• _ЗАДАНИЕ 1_: Какую картину Коровин написал из окна гостиницы во Флоренции, согласно отрывку о Савве Мамонтове?
• _ЗАДАНИЕ 2_:
Определите, согласуется ли каждое из утверждений (a), (b) и (c) с отрывком о Савве Мамонтове, и для каждого ответьте «да» или «нет», приведя решающие слова отрывка в точной цитате.
(a) Мамонтов уехал по делам во Владимир в августе 1887 года.
(b) Коровин заполнил рисунками все места, оставленные Мамонтовым в рукописи.
(c) Из Специи путешественники отправились прямо в Рим.
• _ЗАДАНИЕ 3_: Продолжите отрывок о Савве Мамонтове с того места, где он заканчивается.

• _ФРАГМЕНТ СТРАНИЦЫ_:
======
Читаем Савва Мамонтов полностью

В августе 1887 года, вскоре после приезда из Харькова, Мамонтов уехал по делам во Владимир. Но он так успел привязаться к Костеньке и так полюбил его, что взял его с собой в поездку. Там откровенность между ними дошла до такой степени, что, пожалуй, пошла даже во вред обоим. «Между нами будь сказано, — писала Н. В. Поленова И. С. Остужеву, — только не говорите этого Савве Ивановичу, на него нехорошо повлияла поездка во Владимир с Коровиным… Они, видно, так наэлектризовали друг друга описанием своих нервных ощущений и пониманием друг друга, что просто беда».

Но «понимание друг друга» вплоть до «нервной электризации» не помешало укреплению дружбы между Мамонтовым и Коровиным. Во всяком случае, когда год спустя, в конце 1888 года, Мамонтов поехал в Италию, он поехал туда с предметом своей новой привязанности — Костенькой.

В мамонтовском архиве сохранилось несколько листков с описанием этого путешествия. Мамонтов писал и оставлял свободные куски, на которых Коровин делал зарисовки тем же пером. И надо сказать, что общепризнанный колорист, мастер сочного, красивого мазка, мастер эффектных живописных полотен, Коровин оказался еще и мастером острого и характерного рисунка. Нельзя сказать, чтобы все рисунки, сделанные им в мамонтовской рукописи, были одинаково удачны, но зато есть такие, которые восхищают своей выразительностью. К сожалению, не все места, оставленные Мамонтовым в рукописи, Коровин заполнил рисунками, но это и понятно: ведь он впервые попал за границу, и куда! — в Италию, в страну, где «в каждом городе больше искусства, чем во всей остальной Европе».

Они побывали во Флоренции, где посетили капеллу Медичи, во флорентийских музеях — Уффици и Питти. Из окна гостиницы Коровин написал картину «Улица во Флоренции в дождь», передав в ней все своеобразие этого города. Потом поехали к морю, в Специю. Из Специи — в Милан, из Милана в Геную, из Генуи опять в Милан и, наконец, — в Рим.
======
• _ПЕРЕЧЕНЬ_:
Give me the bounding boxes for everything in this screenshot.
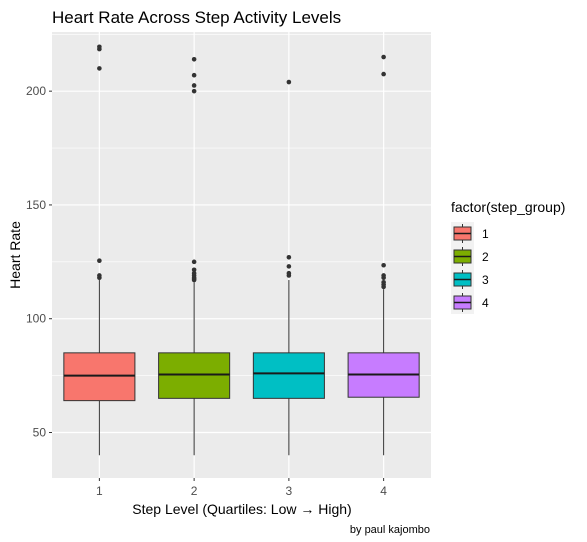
======
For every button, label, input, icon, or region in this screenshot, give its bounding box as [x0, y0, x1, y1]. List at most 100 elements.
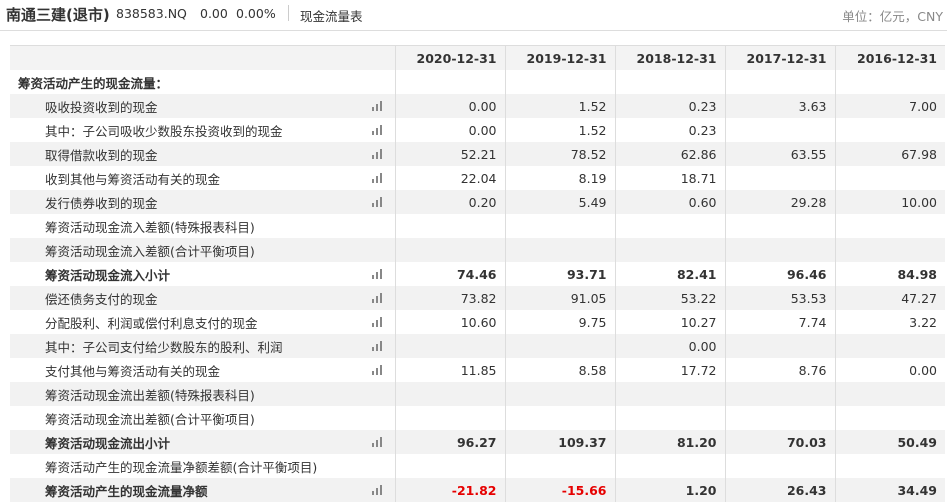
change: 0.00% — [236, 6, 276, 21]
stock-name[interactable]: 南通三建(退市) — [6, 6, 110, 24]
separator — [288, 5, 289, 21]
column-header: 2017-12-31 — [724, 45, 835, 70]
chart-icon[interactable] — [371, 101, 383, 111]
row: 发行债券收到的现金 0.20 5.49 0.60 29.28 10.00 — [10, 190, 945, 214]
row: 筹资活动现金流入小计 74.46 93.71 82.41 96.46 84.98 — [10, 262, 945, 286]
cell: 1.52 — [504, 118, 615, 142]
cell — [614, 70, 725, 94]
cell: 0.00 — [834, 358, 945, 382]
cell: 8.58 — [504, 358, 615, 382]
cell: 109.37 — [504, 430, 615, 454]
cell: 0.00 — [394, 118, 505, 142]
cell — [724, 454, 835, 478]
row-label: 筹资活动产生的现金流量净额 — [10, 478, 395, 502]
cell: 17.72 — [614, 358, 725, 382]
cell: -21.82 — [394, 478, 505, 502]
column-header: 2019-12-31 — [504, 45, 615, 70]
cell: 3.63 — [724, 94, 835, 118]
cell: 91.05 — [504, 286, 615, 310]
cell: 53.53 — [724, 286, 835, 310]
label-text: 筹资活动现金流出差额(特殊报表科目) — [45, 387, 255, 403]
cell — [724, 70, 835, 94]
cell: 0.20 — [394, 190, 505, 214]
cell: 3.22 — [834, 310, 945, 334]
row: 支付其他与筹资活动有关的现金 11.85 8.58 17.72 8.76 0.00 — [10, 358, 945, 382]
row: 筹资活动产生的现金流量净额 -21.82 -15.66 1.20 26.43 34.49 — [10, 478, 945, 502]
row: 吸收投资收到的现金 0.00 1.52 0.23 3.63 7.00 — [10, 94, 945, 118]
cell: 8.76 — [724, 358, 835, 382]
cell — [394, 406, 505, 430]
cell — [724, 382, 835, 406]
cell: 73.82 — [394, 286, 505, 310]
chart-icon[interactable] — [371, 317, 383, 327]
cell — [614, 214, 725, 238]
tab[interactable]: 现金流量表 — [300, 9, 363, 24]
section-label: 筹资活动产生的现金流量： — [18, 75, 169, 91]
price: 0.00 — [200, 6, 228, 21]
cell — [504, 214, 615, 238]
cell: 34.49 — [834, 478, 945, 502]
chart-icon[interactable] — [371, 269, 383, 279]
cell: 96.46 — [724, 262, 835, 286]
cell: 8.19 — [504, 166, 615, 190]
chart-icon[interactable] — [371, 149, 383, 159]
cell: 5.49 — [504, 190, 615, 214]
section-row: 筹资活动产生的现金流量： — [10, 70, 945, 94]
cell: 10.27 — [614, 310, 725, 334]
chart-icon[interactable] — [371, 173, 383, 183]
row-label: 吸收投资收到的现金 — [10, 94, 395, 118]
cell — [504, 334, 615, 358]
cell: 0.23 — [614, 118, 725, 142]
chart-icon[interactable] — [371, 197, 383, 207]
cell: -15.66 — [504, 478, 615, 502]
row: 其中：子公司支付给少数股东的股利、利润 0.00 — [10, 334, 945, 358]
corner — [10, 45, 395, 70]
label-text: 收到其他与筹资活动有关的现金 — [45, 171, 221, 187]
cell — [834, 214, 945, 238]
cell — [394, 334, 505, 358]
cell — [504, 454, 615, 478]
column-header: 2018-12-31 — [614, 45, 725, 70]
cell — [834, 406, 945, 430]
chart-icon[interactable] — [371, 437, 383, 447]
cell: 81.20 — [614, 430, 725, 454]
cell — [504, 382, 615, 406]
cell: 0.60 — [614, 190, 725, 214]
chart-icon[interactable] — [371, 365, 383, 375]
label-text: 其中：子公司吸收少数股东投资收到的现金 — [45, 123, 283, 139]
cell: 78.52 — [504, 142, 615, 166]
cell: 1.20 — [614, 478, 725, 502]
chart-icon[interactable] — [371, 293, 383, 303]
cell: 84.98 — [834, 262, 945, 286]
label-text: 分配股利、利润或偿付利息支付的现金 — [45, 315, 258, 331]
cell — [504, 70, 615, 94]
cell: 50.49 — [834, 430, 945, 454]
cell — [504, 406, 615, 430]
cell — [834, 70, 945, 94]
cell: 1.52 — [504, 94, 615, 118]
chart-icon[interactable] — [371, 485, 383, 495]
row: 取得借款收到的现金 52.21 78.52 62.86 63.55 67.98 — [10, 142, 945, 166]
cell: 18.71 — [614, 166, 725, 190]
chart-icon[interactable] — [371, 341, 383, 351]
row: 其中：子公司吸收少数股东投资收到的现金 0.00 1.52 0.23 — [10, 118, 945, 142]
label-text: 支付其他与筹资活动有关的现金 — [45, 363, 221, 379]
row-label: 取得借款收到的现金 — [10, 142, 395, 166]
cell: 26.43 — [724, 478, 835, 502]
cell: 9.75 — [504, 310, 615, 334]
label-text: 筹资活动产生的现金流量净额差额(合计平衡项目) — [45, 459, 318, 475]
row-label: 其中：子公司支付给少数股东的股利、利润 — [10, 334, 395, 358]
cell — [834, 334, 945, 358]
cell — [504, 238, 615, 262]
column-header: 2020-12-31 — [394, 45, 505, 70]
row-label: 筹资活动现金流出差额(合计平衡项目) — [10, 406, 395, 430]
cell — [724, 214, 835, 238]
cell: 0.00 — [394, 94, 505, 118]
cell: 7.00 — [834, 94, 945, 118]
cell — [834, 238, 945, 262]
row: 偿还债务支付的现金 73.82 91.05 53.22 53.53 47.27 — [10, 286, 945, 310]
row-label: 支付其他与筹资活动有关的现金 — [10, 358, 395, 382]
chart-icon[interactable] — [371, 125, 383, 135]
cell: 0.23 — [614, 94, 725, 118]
======
• _ПИСЬМЕННЫЙ ОТВЕТ 1_: Картину «Улица во Флоренции в дождь».

• _ПИСЬМЕННЫЙ ОТВЕТ 2_:
(a) Да: «В августе 1887 года, вскоре после приезда из Харькова, Мамонтов уехал по делам во Владимир».
(b) Нет: «не все места, оставленные Мамонтовым в рукописи, Коровин заполнил рисунками».
(c) Нет: «Из Специи — в Милан, из Милана в Геную, из Генуи опять в Милан и, наконец, — в Рим».

• _ПИСЬМЕННЫЙ ОТВЕТ 3_:
Несколько записей Саввы Ивановича стоят того, чтобы их привести. Наиболее интересные сделаны во Флоренции. «Общий тон Флоренции — отсутствие современной лавки и фабричной красоты. На всем до сих пор всецело сохраняется характер индивидуального понимания красоты, ни на чем не видать мертвящей полировки и законченности, все жило светлой художественной жизнью, а эта жизнь, полная серьезной и искренней любви к искусству, оставила на всем свой неподражаемый след. Ряд великих имен создавал этот характер, и неотразимой силой своего гения подчинил себе все общество, начиная с могущественного герцога, папы и кончая последним бедняком. Искусство не было прихотью, приятной забавой, оно руководило жизнью, политикой, на него опиралась церковь, религия. Золотой, счастливый век!»[64]

Как много в этом отрывке сокровенного! Как ясно читается между строк, выражающих неподдельный восторг перед Флоренцией, — тоска человека, живущего в обществе людей, для которых искусство — ничто, в крайнем случае «приятная забава». Тем ценнее общество Коровина, тем ближе этот восторженный художник, такой же темпераментный, как и сам Мамонтов, и такой бесшабашно талантливый. Только трудно будет ему в обществе людей, для которых искусство — прихоть и которые подлинной художественности предпочитают «фабричную красоту» и «современную лавку»…

Они посещают капеллу Медичи, благоговеют перед бессмертными изваяниями Микеланджело, тем более что в капелле, кроме них, — никого, «и только великий дух могучего творца»[65] да бронзовый «Персей» Бенвенуто Челлини.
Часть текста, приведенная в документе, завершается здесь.